*Data shown*.

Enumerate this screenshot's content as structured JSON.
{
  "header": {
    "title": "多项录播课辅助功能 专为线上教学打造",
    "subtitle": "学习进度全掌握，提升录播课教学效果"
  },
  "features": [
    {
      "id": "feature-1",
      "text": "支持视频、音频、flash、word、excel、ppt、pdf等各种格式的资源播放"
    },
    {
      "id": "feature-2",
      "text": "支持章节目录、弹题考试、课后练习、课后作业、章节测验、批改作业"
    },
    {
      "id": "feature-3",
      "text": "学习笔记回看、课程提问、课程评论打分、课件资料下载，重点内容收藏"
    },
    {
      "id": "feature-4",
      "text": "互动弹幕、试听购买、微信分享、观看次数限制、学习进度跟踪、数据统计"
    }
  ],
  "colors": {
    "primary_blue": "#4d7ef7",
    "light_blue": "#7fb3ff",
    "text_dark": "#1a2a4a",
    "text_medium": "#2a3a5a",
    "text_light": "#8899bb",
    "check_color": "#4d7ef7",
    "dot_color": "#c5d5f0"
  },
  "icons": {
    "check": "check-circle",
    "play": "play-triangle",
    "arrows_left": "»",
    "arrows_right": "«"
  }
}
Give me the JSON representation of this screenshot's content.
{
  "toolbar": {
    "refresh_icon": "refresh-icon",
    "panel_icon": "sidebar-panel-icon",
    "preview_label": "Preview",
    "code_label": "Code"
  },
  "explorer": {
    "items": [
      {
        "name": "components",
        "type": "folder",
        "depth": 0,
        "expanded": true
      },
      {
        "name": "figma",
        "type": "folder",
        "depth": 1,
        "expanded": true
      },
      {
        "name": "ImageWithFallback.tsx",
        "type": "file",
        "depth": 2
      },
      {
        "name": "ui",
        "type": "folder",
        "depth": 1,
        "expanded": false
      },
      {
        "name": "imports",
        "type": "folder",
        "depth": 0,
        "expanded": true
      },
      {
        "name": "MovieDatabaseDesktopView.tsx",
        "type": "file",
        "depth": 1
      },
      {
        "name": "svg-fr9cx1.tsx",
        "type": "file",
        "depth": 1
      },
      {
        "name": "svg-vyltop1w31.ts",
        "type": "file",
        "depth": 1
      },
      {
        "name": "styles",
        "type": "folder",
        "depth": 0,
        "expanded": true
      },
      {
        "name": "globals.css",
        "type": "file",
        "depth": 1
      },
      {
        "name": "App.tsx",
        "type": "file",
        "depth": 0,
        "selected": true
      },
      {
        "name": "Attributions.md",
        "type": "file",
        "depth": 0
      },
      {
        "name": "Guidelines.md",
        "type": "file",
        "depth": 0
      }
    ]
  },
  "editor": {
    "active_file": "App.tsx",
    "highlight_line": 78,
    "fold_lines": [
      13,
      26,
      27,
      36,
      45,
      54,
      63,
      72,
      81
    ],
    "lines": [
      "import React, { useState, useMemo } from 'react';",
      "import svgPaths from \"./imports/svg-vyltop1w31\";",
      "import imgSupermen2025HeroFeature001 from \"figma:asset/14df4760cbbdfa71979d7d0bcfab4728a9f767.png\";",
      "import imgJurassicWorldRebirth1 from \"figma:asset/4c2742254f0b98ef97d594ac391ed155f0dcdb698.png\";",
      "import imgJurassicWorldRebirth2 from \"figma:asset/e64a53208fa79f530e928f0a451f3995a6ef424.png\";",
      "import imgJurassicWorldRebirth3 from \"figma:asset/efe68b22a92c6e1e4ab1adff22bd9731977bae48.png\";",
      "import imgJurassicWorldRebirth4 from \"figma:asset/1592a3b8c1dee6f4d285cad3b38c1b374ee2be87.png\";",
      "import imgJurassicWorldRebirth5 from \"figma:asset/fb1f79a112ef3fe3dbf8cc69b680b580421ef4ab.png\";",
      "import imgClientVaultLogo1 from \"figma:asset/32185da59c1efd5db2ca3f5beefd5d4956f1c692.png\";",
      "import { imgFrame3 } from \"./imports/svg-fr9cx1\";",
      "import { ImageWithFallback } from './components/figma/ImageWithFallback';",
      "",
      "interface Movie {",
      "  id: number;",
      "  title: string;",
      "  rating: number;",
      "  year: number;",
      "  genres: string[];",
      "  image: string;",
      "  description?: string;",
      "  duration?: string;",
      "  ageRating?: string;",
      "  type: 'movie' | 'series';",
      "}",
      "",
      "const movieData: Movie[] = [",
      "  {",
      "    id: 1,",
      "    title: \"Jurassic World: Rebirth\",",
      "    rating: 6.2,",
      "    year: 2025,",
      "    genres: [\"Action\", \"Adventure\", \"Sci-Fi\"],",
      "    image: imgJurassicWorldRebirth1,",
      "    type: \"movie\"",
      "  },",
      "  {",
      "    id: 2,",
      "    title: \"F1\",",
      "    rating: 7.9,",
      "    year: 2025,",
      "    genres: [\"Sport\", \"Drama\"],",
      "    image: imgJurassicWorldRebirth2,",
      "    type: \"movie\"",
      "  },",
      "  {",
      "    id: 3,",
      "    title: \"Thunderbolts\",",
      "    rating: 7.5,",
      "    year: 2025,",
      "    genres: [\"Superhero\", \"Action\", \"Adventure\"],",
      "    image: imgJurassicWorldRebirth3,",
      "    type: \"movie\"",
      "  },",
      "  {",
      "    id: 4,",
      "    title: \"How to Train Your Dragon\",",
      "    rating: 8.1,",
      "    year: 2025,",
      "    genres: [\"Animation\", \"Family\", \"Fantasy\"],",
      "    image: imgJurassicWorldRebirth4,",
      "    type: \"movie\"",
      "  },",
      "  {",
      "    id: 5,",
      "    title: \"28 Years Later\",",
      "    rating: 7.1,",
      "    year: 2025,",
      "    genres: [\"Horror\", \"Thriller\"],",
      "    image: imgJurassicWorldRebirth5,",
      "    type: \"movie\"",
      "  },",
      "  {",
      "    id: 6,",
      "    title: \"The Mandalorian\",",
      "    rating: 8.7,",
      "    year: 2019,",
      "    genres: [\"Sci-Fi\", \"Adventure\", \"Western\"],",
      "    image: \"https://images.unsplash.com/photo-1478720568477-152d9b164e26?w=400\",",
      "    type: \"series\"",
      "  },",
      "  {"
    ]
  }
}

*Problem to solve*. Extract the complete set of records unchanged.

*Written response*.
Enumerate this screenshot's content as structured JSON.
{
  "header": {
    "title": "多项录播课辅助功能 专为线上教学打造",
    "subtitle": "学习进度全掌握，提升录播课教学效果"
  },
  "features": [
    {
      "id": "feature-1",
      "text": "支持视频、音频、flash、word、excel、ppt、pdf等各种格式的资源播放"
    },
    {
      "id": "feature-2",
      "text": "支持章节目录、弹题考试、课后练习、课后作业、章节测验、批改作业"
    },
    {
      "id": "feature-3",
      "text": "学习笔记回看、课程提问、课程评论打分、课件资料下载，重点内容收藏"
    },
    {
      "id": "feature-4",
      "text": "互动弹幕、试听购买、微信分享、观看次数限制、学习进度跟踪、数据统计"
    }
  ],
  "colors": {
    "primary_blue": "#4d7ef7",
    "light_blue": "#7fb3ff",
    "text_dark": "#1a2a4a",
    "text_medium": "#2a3a5a",
    "text_light": "#8899bb",
    "check_color": "#4d7ef7",
    "dot_color": "#c5d5f0"
  },
  "icons": {
    "check": "check-circle",
    "play": "play-triangle",
    "arrows_left": "»",
    "arrows_right": "«"
  }
}
Give me the JSON representation of this screenshot's content.
{
  "toolbar": {
    "refresh_icon": "refresh-icon",
    "panel_icon": "sidebar-panel-icon",
    "preview_label": "Preview",
    "code_label": "Code"
  },
  "explorer": {
    "items": [
      {
        "name": "components",
        "type": "folder",
        "depth": 0,
        "expanded": true
      },
      {
        "name": "figma",
        "type": "folder",
        "depth": 1,
        "expanded": true
      },
      {
        "name": "ImageWithFallback.tsx",
        "type": "file",
        "depth": 2
      },
      {
        "name": "ui",
        "type": "folder",
        "depth": 1,
        "expanded": false
      },
      {
        "name": "imports",
        "type": "folder",
        "depth": 0,
        "expanded": true
      },
      {
        "name": "MovieDatabaseDesktopView.tsx",
        "type": "file",
        "depth": 1
      },
      {
        "name": "svg-fr9cx1.tsx",
        "type": "file",
        "depth": 1
      },
      {
        "name": "svg-vyltop1w31.ts",
        "type": "file",
        "depth": 1
      },
      {
        "name": "styles",
        "type": "folder",
        "depth": 0,
        "expanded": true
      },
      {
        "name": "globals.css",
        "type": "file",
        "depth": 1
      },
      {
        "name": "App.tsx",
        "type": "file",
        "depth": 0,
        "selected": true
      },
      {
        "name": "Attributions.md",
        "type": "file",
        "depth": 0
      },
      {
        "name": "Guidelines.md",
        "type": "file",
        "depth": 0
      }
    ]
  },
  "editor": {
    "active_file": "App.tsx",
    "highlight_line": 78,
    "fold_lines": [
      13,
      26,
      27,
      36,
      45,
      54,
      63,
      72,
      81
    ],
    "lines": [
      "import React, { useState, useMemo } from 'react';",
      "import svgPaths from \"./imports/svg-vyltop1w31\";",
      "import imgSupermen2025HeroFeature001 from \"figma:asset/14df4760cbbdfa71979d7d0bcfab4728a9f767.png\";",
      "import imgJurassicWorldRebirth1 from \"figma:asset/4c2742254f0b98ef97d594ac391ed155f0dcdb698.png\";",
      "import imgJurassicWorldRebirth2 from \"figma:asset/e64a53208fa79f530e928f0a451f3995a6ef424.png\";",
      "import imgJurassicWorldRebirth3 from \"figma:asset/efe68b22a92c6e1e4ab1adff22bd9731977bae48.png\";",
      "import imgJurassicWorldRebirth4 from \"figma:asset/1592a3b8c1dee6f4d285cad3b38c1b374ee2be87.png\";",
      "import imgJurassicWorldRebirth5 from \"figma:asset/fb1f79a112ef3fe3dbf8cc69b680b580421ef4ab.png\";",
      "import imgClientVaultLogo1 from \"figma:asset/32185da59c1efd5db2ca3f5beefd5d4956f1c692.png\";",
      "import { imgFrame3 } from \"./imports/svg-fr9cx1\";",
      "import { ImageWithFallback } from './components/figma/ImageWithFallback';",
      "",
      "interface Movie {",
      "  id: number;",
      "  title: string;",
      "  rating: number;",
      "  year: number;",
      "  genres: string[];",
      "  image: string;",
      "  description?: string;",
      "  duration?: string;",
      "  ageRating?: string;",
      "  type: 'movie' | 'series';",
      "}",
      "",
      "const movieData: Movie[] = [",
      "  {",
      "    id: 1,",
      "    title: \"Jurassic World: Rebirth\",",
      "    rating: 6.2,",
      "    year: 2025,",
      "    genres: [\"Action\", \"Adventure\", \"Sci-Fi\"],",
      "    image: imgJurassicWorldRebirth1,",
      "    type: \"movie\"",
      "  },",
      "  {",
      "    id: 2,",
      "    title: \"F1\",",
      "    rating: 7.9,",
      "    year: 2025,",
      "    genres: [\"Sport\", \"Drama\"],",
      "    image: imgJurassicWorldRebirth2,",
      "    type: \"movie\"",
      "  },",
      "  {",
      "    id: 3,",
      "    title: \"Thunderbolts\",",
      "    rating: 7.5,",
      "    year: 2025,",
      "    genres: [\"Superhero\", \"Action\", \"Adventure\"],",
      "    image: imgJurassicWorldRebirth3,",
      "    type: \"movie\"",
      "  },",
      "  {",
      "    id: 4,",
      "    title: \"How to Train Your Dragon\",",
      "    rating: 8.1,",
      "    year: 2025,",
      "    genres: [\"Animation\", \"Family\", \"Fantasy\"],",
      "    image: imgJurassicWorldRebirth4,",
      "    type: \"movie\"",
      "  },",
      "  {",
      "    id: 5,",
      "    title: \"28 Years Later\",",
      "    rating: 7.1,",
      "    year: 2025,",
      "    genres: [\"Horror\", \"Thriller\"],",
      "    image: imgJurassicWorldRebirth5,",
      "    type: \"movie\"",
      "  },",
      "  {",
      "    id: 6,",
      "    title: \"The Mandalorian\",",
      "    rating: 8.7,",
      "    year: 2019,",
      "    genres: [\"Sci-Fi\", \"Adventure\", \"Western\"],",
      "    image: \"https://images.unsplash.com/photo-1478720568477-152d9b164e26?w=400\",",
      "    type: \"series\"",
      "  },",
      "  {"
    ]
  }
}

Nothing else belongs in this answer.